Task goal: Everything in the listing should be restated word for word.

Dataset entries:
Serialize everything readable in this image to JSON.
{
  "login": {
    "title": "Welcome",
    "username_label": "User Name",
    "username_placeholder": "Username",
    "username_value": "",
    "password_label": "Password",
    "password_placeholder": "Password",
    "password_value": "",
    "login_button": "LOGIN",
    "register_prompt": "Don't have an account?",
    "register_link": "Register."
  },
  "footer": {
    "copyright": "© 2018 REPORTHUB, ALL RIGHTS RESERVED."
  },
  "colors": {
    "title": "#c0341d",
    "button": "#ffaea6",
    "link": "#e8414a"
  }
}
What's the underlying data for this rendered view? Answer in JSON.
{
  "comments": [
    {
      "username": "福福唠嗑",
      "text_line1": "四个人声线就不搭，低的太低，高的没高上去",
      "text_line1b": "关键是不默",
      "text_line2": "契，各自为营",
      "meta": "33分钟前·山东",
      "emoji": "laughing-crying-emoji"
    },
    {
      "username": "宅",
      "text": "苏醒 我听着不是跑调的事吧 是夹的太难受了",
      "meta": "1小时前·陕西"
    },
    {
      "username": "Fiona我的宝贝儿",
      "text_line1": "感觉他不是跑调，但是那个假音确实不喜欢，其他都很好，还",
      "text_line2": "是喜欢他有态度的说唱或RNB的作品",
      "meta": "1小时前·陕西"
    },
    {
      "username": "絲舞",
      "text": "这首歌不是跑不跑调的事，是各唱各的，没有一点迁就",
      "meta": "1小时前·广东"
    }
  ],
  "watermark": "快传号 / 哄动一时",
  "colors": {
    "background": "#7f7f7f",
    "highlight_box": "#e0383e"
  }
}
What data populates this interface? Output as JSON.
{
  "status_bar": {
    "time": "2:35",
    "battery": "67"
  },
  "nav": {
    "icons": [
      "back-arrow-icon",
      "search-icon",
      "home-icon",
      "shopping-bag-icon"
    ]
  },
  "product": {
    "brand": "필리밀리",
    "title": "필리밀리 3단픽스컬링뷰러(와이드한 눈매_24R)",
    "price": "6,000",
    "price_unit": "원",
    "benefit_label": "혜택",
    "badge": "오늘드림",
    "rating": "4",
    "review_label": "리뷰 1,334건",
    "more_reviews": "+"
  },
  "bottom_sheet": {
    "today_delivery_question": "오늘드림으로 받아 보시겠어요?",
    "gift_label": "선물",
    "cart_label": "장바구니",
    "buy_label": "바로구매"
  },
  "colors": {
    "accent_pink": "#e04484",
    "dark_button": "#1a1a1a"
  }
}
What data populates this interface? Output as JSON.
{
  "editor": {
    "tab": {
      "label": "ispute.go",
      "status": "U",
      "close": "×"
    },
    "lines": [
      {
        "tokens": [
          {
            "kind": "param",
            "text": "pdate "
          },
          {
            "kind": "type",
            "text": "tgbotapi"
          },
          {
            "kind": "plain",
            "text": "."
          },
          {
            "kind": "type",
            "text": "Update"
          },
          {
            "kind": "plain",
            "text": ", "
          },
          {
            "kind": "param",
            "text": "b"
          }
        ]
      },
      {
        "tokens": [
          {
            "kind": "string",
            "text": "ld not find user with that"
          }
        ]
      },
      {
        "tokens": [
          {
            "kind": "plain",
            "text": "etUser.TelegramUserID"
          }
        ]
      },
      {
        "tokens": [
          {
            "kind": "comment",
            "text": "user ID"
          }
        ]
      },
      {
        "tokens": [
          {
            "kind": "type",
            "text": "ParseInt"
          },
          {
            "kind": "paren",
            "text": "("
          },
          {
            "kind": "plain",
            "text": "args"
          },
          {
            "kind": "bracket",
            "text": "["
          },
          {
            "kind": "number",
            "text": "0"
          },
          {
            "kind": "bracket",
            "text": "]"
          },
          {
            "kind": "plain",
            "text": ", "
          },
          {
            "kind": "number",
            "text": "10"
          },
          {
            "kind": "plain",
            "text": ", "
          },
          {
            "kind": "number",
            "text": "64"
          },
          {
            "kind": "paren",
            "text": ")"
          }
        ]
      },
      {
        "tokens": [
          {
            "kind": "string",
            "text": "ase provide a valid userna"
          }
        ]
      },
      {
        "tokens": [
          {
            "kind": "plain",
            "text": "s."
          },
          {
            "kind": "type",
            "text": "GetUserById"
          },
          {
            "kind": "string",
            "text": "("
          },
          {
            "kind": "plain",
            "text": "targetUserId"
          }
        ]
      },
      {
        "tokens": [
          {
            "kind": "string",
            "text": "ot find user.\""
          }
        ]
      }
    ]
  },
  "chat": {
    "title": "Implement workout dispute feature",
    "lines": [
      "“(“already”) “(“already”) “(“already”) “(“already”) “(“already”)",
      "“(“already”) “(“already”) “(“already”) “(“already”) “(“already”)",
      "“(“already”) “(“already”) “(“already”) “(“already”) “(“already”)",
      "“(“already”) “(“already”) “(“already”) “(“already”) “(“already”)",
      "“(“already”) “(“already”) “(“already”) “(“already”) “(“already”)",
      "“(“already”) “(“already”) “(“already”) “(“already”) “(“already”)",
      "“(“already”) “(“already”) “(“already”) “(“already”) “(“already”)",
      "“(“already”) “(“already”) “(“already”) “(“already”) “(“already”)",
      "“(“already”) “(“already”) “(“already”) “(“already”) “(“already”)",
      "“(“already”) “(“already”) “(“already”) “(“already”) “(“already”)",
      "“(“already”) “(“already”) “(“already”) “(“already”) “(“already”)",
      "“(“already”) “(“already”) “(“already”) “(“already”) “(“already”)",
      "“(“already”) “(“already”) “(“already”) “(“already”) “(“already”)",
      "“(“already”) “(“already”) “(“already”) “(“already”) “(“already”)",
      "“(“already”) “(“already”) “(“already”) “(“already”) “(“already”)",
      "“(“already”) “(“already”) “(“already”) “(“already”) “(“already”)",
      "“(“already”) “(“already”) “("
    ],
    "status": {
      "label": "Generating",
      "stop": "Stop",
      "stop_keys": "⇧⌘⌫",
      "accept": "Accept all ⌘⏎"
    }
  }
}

Written response:
Serialize everything readable in this image to JSON.
{
  "login": {
    "title": "Welcome",
    "username_label": "User Name",
    "username_placeholder": "Username",
    "username_value": "",
    "password_label": "Password",
    "password_placeholder": "Password",
    "password_value": "",
    "login_button": "LOGIN",
    "register_prompt": "Don't have an account?",
    "register_link": "Register."
  },
  "footer": {
    "copyright": "© 2018 REPORTHUB, ALL RIGHTS RESERVED."
  },
  "colors": {
    "title": "#c0341d",
    "button": "#ffaea6",
    "link": "#e8414a"
  }
}
What's the underlying data for this rendered view? Answer in JSON.
{
  "comments": [
    {
      "username": "福福唠嗑",
      "text_line1": "四个人声线就不搭，低的太低，高的没高上去",
      "text_line1b": "关键是不默",
      "text_line2": "契，各自为营",
      "meta": "33分钟前·山东",
      "emoji": "laughing-crying-emoji"
    },
    {
      "username": "宅",
      "text": "苏醒 我听着不是跑调的事吧 是夹的太难受了",
      "meta": "1小时前·陕西"
    },
    {
      "username": "Fiona我的宝贝儿",
      "text_line1": "感觉他不是跑调，但是那个假音确实不喜欢，其他都很好，还",
      "text_line2": "是喜欢他有态度的说唱或RNB的作品",
      "meta": "1小时前·陕西"
    },
    {
      "username": "絲舞",
      "text": "这首歌不是跑不跑调的事，是各唱各的，没有一点迁就",
      "meta": "1小时前·广东"
    }
  ],
  "watermark": "快传号 / 哄动一时",
  "colors": {
    "background": "#7f7f7f",
    "highlight_box": "#e0383e"
  }
}
What data populates this interface? Output as JSON.
{
  "status_bar": {
    "time": "2:35",
    "battery": "67"
  },
  "nav": {
    "icons": [
      "back-arrow-icon",
      "search-icon",
      "home-icon",
      "shopping-bag-icon"
    ]
  },
  "product": {
    "brand": "필리밀리",
    "title": "필리밀리 3단픽스컬링뷰러(와이드한 눈매_24R)",
    "price": "6,000",
    "price_unit": "원",
    "benefit_label": "혜택",
    "badge": "오늘드림",
    "rating": "4",
    "review_label": "리뷰 1,334건",
    "more_reviews": "+"
  },
  "bottom_sheet": {
    "today_delivery_question": "오늘드림으로 받아 보시겠어요?",
    "gift_label": "선물",
    "cart_label": "장바구니",
    "buy_label": "바로구매"
  },
  "colors": {
    "accent_pink": "#e04484",
    "dark_button": "#1a1a1a"
  }
}
What data populates this interface? Output as JSON.
{
  "editor": {
    "tab": {
      "label": "ispute.go",
      "status": "U",
      "close": "×"
    },
    "lines": [
      {
        "tokens": [
          {
            "kind": "param",
            "text": "pdate "
          },
          {
            "kind": "type",
            "text": "tgbotapi"
          },
          {
            "kind": "plain",
            "text": "."
          },
          {
            "kind": "type",
            "text": "Update"
          },
          {
            "kind": "plain",
            "text": ", "
          },
          {
            "kind": "param",
            "text": "b"
          }
        ]
      },
      {
        "tokens": [
          {
            "kind": "string",
            "text": "ld not find user with that"
          }
        ]
      },
      {
        "tokens": [
          {
            "kind": "plain",
            "text": "etUser.TelegramUserID"
          }
        ]
      },
      {
        "tokens": [
          {
            "kind": "comment",
            "text": "user ID"
          }
        ]
      },
      {
        "tokens": [
          {
            "kind": "type",
            "text": "ParseInt"
          },
          {
            "kind": "paren",
            "text": "("
          },
          {
            "kind": "plain",
            "text": "args"
          },
          {
            "kind": "bracket",
            "text": "["
          },
          {
            "kind": "number",
            "text": "0"
          },
          {
            "kind": "bracket",
            "text": "]"
          },
          {
            "kind": "plain",
            "text": ", "
          },
          {
            "kind": "number",
            "text": "10"
          },
          {
            "kind": "plain",
            "text": ", "
          },
          {
            "kind": "number",
            "text": "64"
          },
          {
            "kind": "paren",
            "text": ")"
          }
        ]
      },
      {
        "tokens": [
          {
            "kind": "string",
            "text": "ase provide a valid userna"
          }
        ]
      },
      {
        "tokens": [
          {
            "kind": "plain",
            "text": "s."
          },
          {
            "kind": "type",
            "text": "GetUserById"
          },
          {
            "kind": "string",
            "text": "("
          },
          {
            "kind": "plain",
            "text": "targetUserId"
          }
        ]
      },
      {
        "tokens": [
          {
            "kind": "string",
            "text": "ot find user.\""
          }
        ]
      }
    ]
  },
  "chat": {
    "title": "Implement workout dispute feature",
    "lines": [
      "“(“already”) “(“already”) “(“already”) “(“already”) “(“already”)",
      "“(“already”) “(“already”) “(“already”) “(“already”) “(“already”)",
      "“(“already”) “(“already”) “(“already”) “(“already”) “(“already”)",
      "“(“already”) “(“already”) “(“already”) “(“already”) “(“already”)",
      "“(“already”) “(“already”) “(“already”) “(“already”) “(“already”)",
      "“(“already”) “(“already”) “(“already”) “(“already”) “(“already”)",
      "“(“already”) “(“already”) “(“already”) “(“already”) “(“already”)",
      "“(“already”) “(“already”) “(“already”) “(“already”) “(“already”)",
      "“(“already”) “(“already”) “(“already”) “(“already”) “(“already”)",
      "“(“already”) “(“already”) “(“already”) “(“already”) “(“already”)",
      "“(“already”) “(“already”) “(“already”) “(“already”) “(“already”)",
      "“(“already”) “(“already”) “(“already”) “(“already”) “(“already”)",
      "“(“already”) “(“already”) “(“already”) “(“already”) “(“already”)",
      "“(“already”) “(“already”) “(“already”) “(“already”) “(“already”)",
      "“(“already”) “(“already”) “(“already”) “(“already”) “(“already”)",
      "“(“already”) “(“already”) “(“already”) “(“already”) “(“already”)",
      "“(“already”) “(“already”) “("
    ],
    "status": {
      "label": "Generating",
      "stop": "Stop",
      "stop_keys": "⇧⌘⌫",
      "accept": "Accept all ⌘⏎"
    }
  }
}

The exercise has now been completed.